SHORT EXERCISE:
Reproduce the material below in full, replacing every occurrence of "data-point" with "marker" and leaving everything else unchanged. Omit the pictures from your answer.

EXTRACTED DATA:

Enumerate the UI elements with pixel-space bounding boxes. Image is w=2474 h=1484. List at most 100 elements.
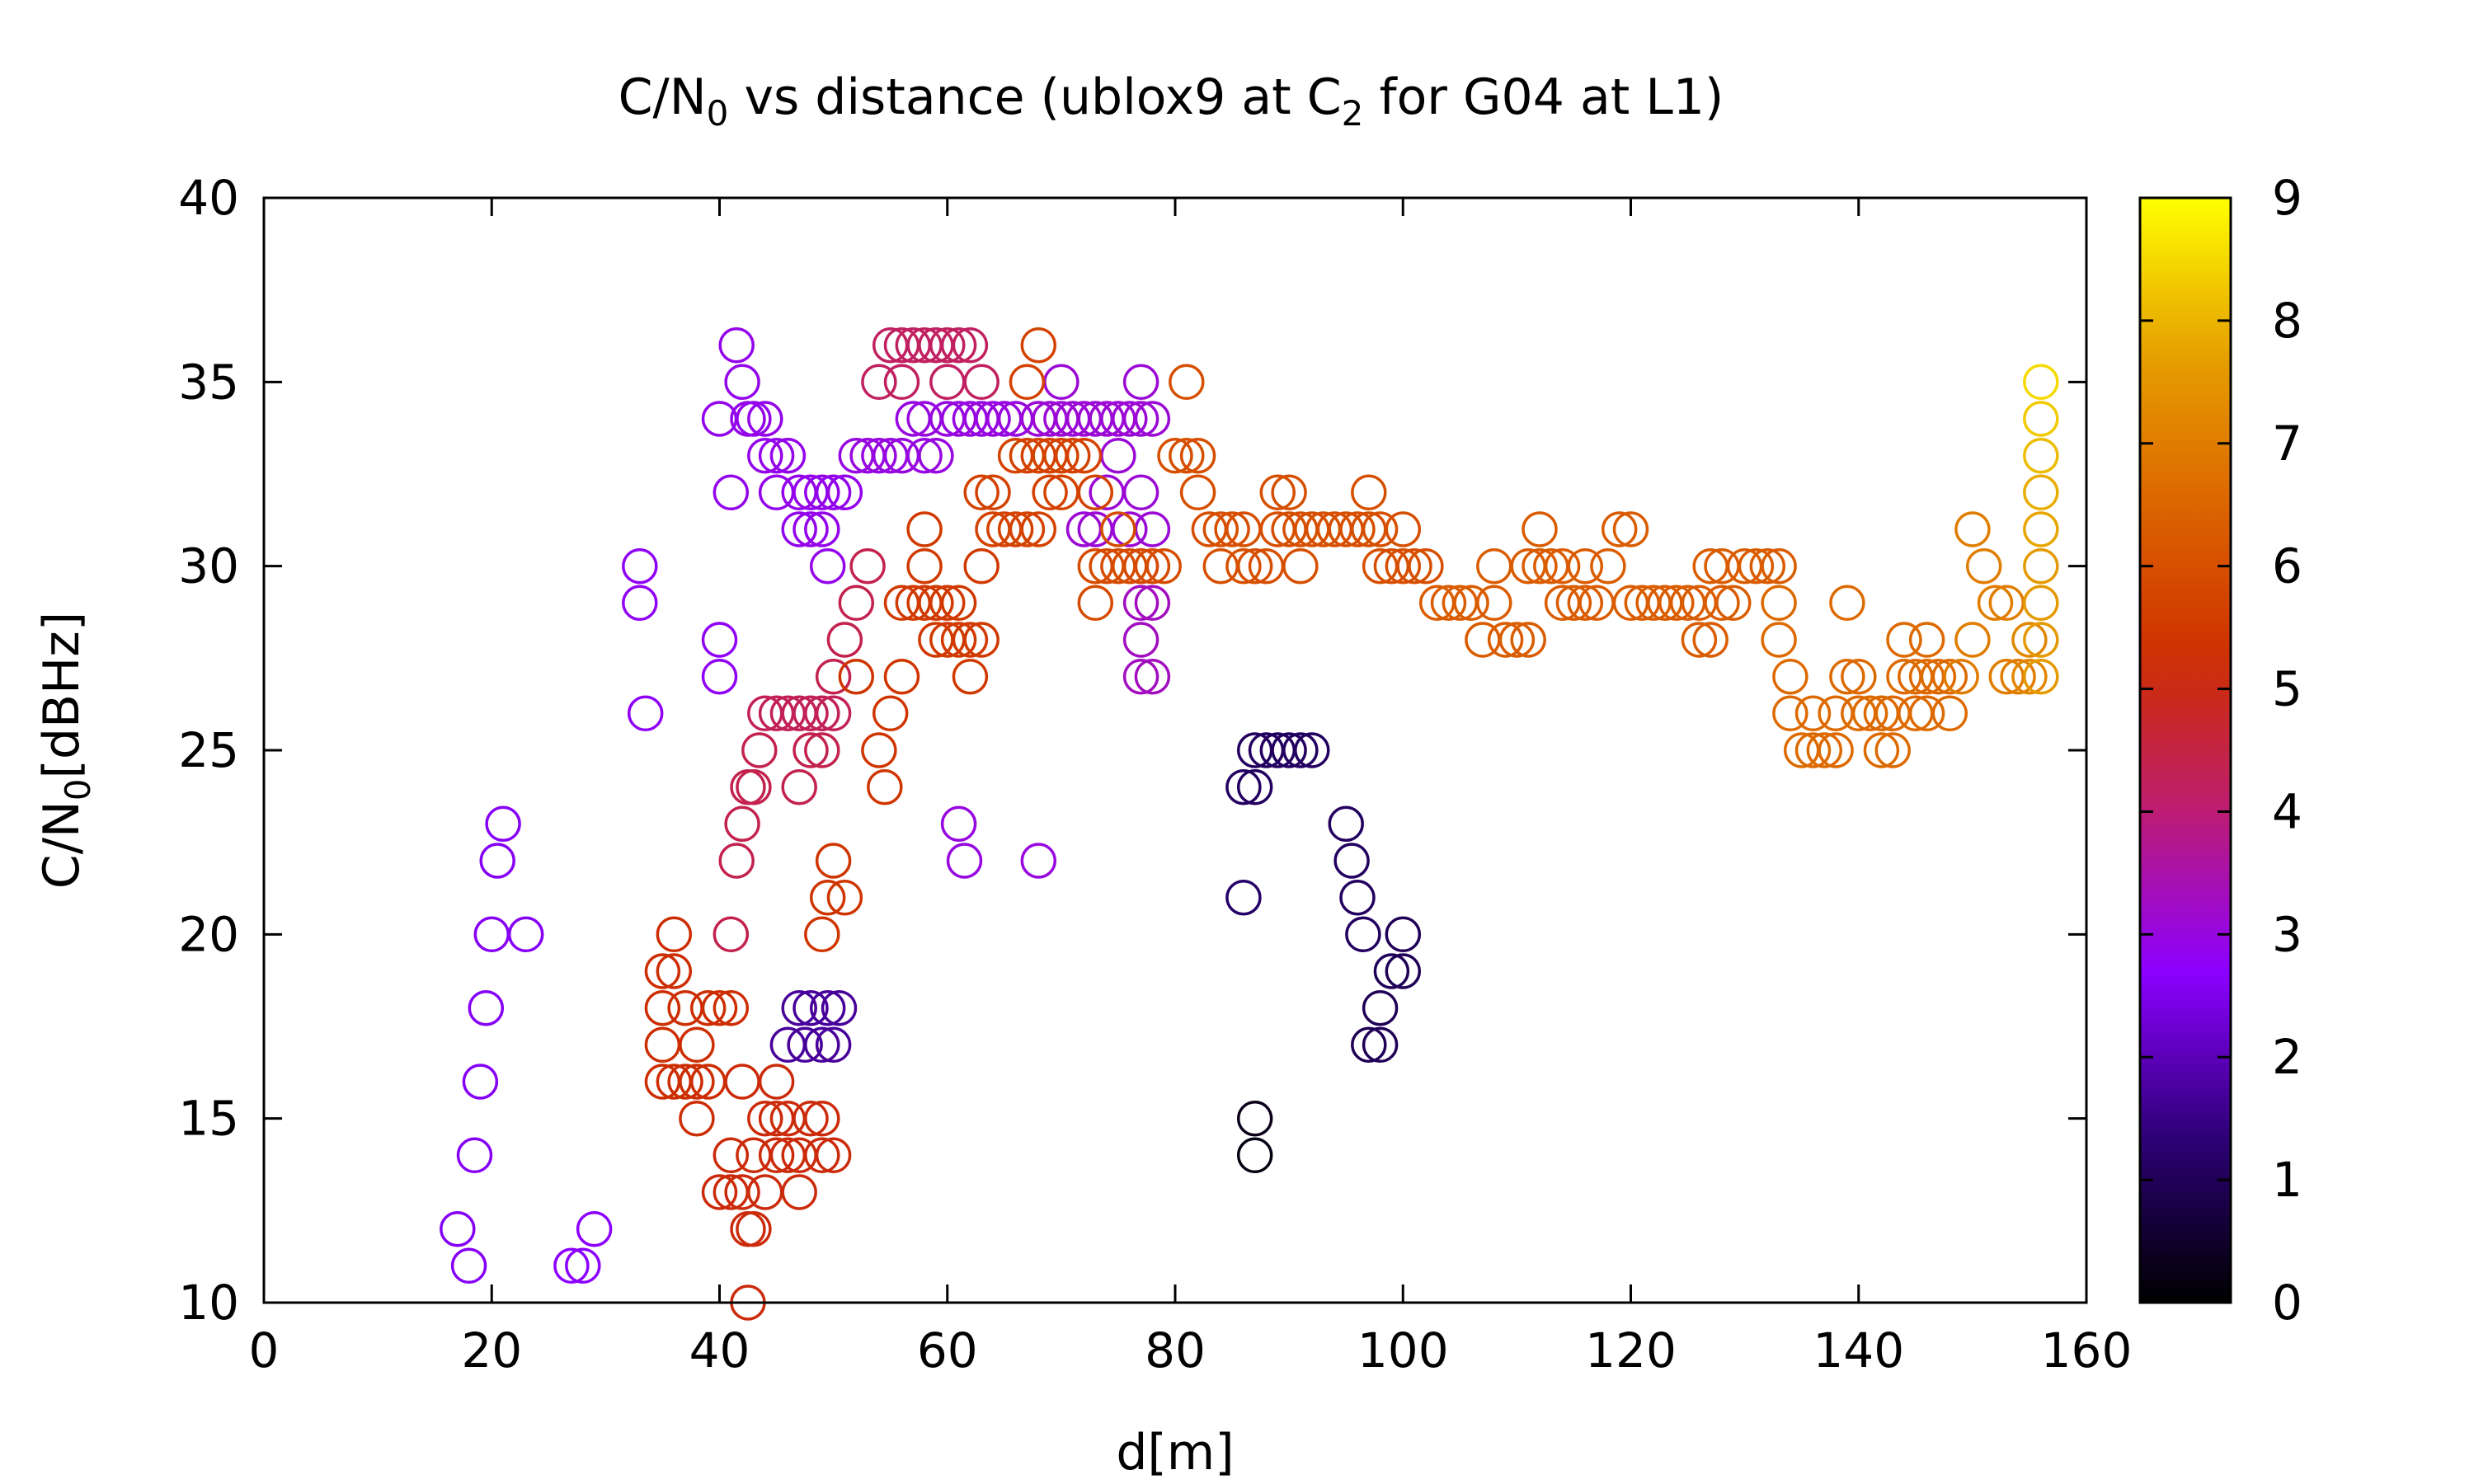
data-point [1761, 585, 1797, 622]
data-point [1294, 732, 1330, 768]
data-point [1794, 732, 1832, 768]
data-point [963, 622, 999, 658]
data-point [815, 474, 852, 511]
data-point [809, 547, 846, 585]
x-axis-label: d[m] [1116, 1424, 1234, 1482]
x-tick-label: 140 [1813, 1322, 1904, 1378]
data-point [627, 695, 664, 732]
data-point [656, 953, 693, 989]
data-point [1408, 547, 1444, 585]
data-point [1351, 474, 1387, 511]
data-point [1122, 364, 1159, 401]
data-point [929, 326, 966, 364]
data-point [718, 843, 755, 879]
data-point [718, 326, 755, 364]
data-point [701, 1174, 738, 1210]
data-point [918, 585, 954, 622]
data-point [2023, 622, 2059, 658]
data-point [736, 768, 772, 805]
data-point [1886, 622, 1922, 658]
data-point [1931, 695, 1968, 732]
data-point [997, 511, 1034, 547]
data-point [906, 511, 943, 547]
colorbar-tick-label: 4 [2272, 783, 2302, 839]
title-subscript: 0 [707, 93, 729, 134]
data-point [1043, 437, 1079, 474]
data-point [1032, 474, 1068, 511]
x-tick-label: 0 [249, 1322, 280, 1378]
data-point [838, 585, 875, 622]
data-point [1385, 547, 1422, 585]
y-axis-label: C/N0[dBHz] [33, 612, 98, 889]
data-point [872, 695, 909, 732]
colorbar-tick-label: 0 [2272, 1275, 2302, 1331]
data-point [1134, 511, 1171, 547]
data-point [1954, 622, 1991, 658]
data-point [758, 1137, 795, 1174]
data-point [906, 547, 943, 585]
data-point [1920, 658, 1957, 695]
data-point [2011, 658, 2048, 695]
data-point [1345, 916, 1381, 953]
data-point [1908, 622, 1945, 658]
y-tick-label: 30 [178, 538, 239, 594]
data-point [701, 989, 738, 1026]
x-tick-label: 120 [1585, 1322, 1677, 1378]
y-tick-label: 35 [178, 354, 239, 410]
x-tick-label: 40 [689, 1322, 750, 1378]
x-tick-label: 160 [2041, 1322, 2133, 1378]
data-point [565, 1247, 601, 1284]
data-point [1522, 547, 1558, 585]
data-point [1362, 511, 1399, 547]
data-point [1544, 547, 1581, 585]
data-point [781, 989, 817, 1026]
data-point [946, 843, 983, 879]
data-point [701, 658, 738, 695]
data-point [2023, 401, 2059, 437]
data-point [679, 1064, 715, 1100]
ylabel-part: [dBHz] [33, 612, 91, 779]
data-point [622, 547, 658, 585]
data-point [952, 658, 989, 695]
data-point [804, 732, 840, 768]
data-point [747, 1100, 783, 1137]
x-tick-label: 60 [917, 1322, 978, 1378]
data-point [1738, 547, 1775, 585]
data-point [1851, 695, 1888, 732]
data-point [440, 1210, 476, 1247]
data-point [576, 1210, 613, 1247]
data-point [815, 695, 852, 732]
ylabel-part: C/N [33, 801, 91, 889]
data-point [1271, 732, 1307, 768]
data-point [1225, 879, 1262, 916]
x-tick-label: 100 [1357, 1322, 1449, 1378]
data-point [644, 989, 681, 1026]
data-point [741, 732, 778, 768]
data-point [1134, 658, 1171, 695]
data-point [1100, 437, 1136, 474]
data-point [2000, 658, 2036, 695]
data-point [2023, 364, 2059, 401]
data-point [689, 989, 727, 1026]
data-point [1112, 511, 1148, 547]
data-point [1271, 474, 1307, 511]
data-point [975, 401, 1011, 437]
data-point [1236, 1100, 1273, 1137]
data-point [804, 474, 840, 511]
data-point [804, 1137, 840, 1174]
data-point [861, 732, 897, 768]
data-point [713, 474, 750, 511]
data-point [1362, 1026, 1399, 1064]
data-point [1122, 658, 1159, 695]
data-point [713, 916, 750, 953]
data-point [1385, 511, 1422, 547]
colorbar-scale [2138, 196, 2232, 1304]
data-point [2011, 622, 2048, 658]
data-point [793, 511, 829, 547]
x-tick-label: 80 [1145, 1322, 1206, 1378]
data-point [1396, 547, 1432, 585]
data-point [1020, 843, 1057, 879]
colorbar: 0 1 2 3 4 5 6 7 8 9 [2138, 170, 2302, 1331]
data-point [787, 1026, 823, 1064]
data-point [1908, 695, 1945, 732]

ANSWER:
Enumerate the UI elements with pixel-space bounding boxes. Image is w=2474 h=1484. List at most 100 elements.
marker [1761, 585, 1797, 622]
marker [1294, 732, 1330, 768]
marker [1794, 732, 1832, 768]
marker [963, 622, 999, 658]
marker [815, 474, 852, 511]
marker [809, 547, 846, 585]
x-axis-label: d[m] [1116, 1424, 1234, 1482]
x-tick-label: 140 [1813, 1322, 1904, 1378]
marker [627, 695, 664, 732]
marker [656, 953, 693, 989]
marker [1408, 547, 1444, 585]
marker [1351, 474, 1387, 511]
marker [1122, 364, 1159, 401]
marker [929, 326, 966, 364]
marker [718, 843, 755, 879]
marker [718, 326, 755, 364]
marker [701, 1174, 738, 1210]
marker [918, 585, 954, 622]
marker [2023, 622, 2059, 658]
marker [736, 768, 772, 805]
marker [1886, 622, 1922, 658]
marker [1931, 695, 1968, 732]
marker [997, 511, 1034, 547]
marker [906, 511, 943, 547]
colorbar-tick-label: 4 [2272, 783, 2302, 839]
title-subscript: 0 [707, 93, 729, 134]
marker [1043, 437, 1079, 474]
marker [1032, 474, 1068, 511]
x-tick-label: 0 [249, 1322, 280, 1378]
marker [838, 585, 875, 622]
marker [1385, 547, 1422, 585]
y-axis-label: C/N0[dBHz] [33, 612, 98, 889]
marker [872, 695, 909, 732]
colorbar-tick-label: 0 [2272, 1275, 2302, 1331]
marker [1134, 511, 1171, 547]
marker [1954, 622, 1991, 658]
marker [758, 1137, 795, 1174]
marker [906, 547, 943, 585]
marker [1920, 658, 1957, 695]
marker [2011, 658, 2048, 695]
marker [1345, 916, 1381, 953]
marker [1908, 622, 1945, 658]
y-tick-label: 30 [178, 538, 239, 594]
marker [701, 989, 738, 1026]
x-tick-label: 120 [1585, 1322, 1677, 1378]
y-tick-label: 35 [178, 354, 239, 410]
x-tick-label: 40 [689, 1322, 750, 1378]
x-tick-label: 160 [2041, 1322, 2133, 1378]
marker [565, 1247, 601, 1284]
marker [1522, 547, 1558, 585]
marker [1362, 511, 1399, 547]
marker [1544, 547, 1581, 585]
marker [781, 989, 817, 1026]
marker [946, 843, 983, 879]
marker [701, 658, 738, 695]
marker [2023, 401, 2059, 437]
marker [679, 1064, 715, 1100]
ylabel-part: [dBHz] [33, 612, 91, 779]
marker [622, 547, 658, 585]
marker [952, 658, 989, 695]
marker [804, 732, 840, 768]
marker [747, 1100, 783, 1137]
x-tick-label: 60 [917, 1322, 978, 1378]
marker [1738, 547, 1775, 585]
marker [1851, 695, 1888, 732]
marker [440, 1210, 476, 1247]
marker [576, 1210, 613, 1247]
marker [815, 695, 852, 732]
ylabel-part: C/N [33, 801, 91, 889]
marker [1271, 732, 1307, 768]
marker [1225, 879, 1262, 916]
x-tick-label: 100 [1357, 1322, 1449, 1378]
marker [644, 989, 681, 1026]
marker [741, 732, 778, 768]
marker [1134, 658, 1171, 695]
marker [1100, 437, 1136, 474]
marker [2000, 658, 2036, 695]
marker [2023, 364, 2059, 401]
marker [689, 989, 727, 1026]
marker [1112, 511, 1148, 547]
marker [1271, 474, 1307, 511]
marker [975, 401, 1011, 437]
marker [1236, 1100, 1273, 1137]
marker [804, 474, 840, 511]
marker [804, 1137, 840, 1174]
marker [861, 732, 897, 768]
marker [713, 474, 750, 511]
marker [1362, 1026, 1399, 1064]
marker [1122, 658, 1159, 695]
marker [713, 916, 750, 953]
marker [1385, 511, 1422, 547]
colorbar-scale [2138, 196, 2232, 1304]
marker [2011, 622, 2048, 658]
marker [793, 511, 829, 547]
x-tick-label: 80 [1145, 1322, 1206, 1378]
marker [1396, 547, 1432, 585]
marker [1020, 843, 1057, 879]
colorbar: 0 1 2 3 4 5 6 7 8 9 [2138, 170, 2302, 1331]
marker [787, 1026, 823, 1064]
marker [1908, 695, 1945, 732]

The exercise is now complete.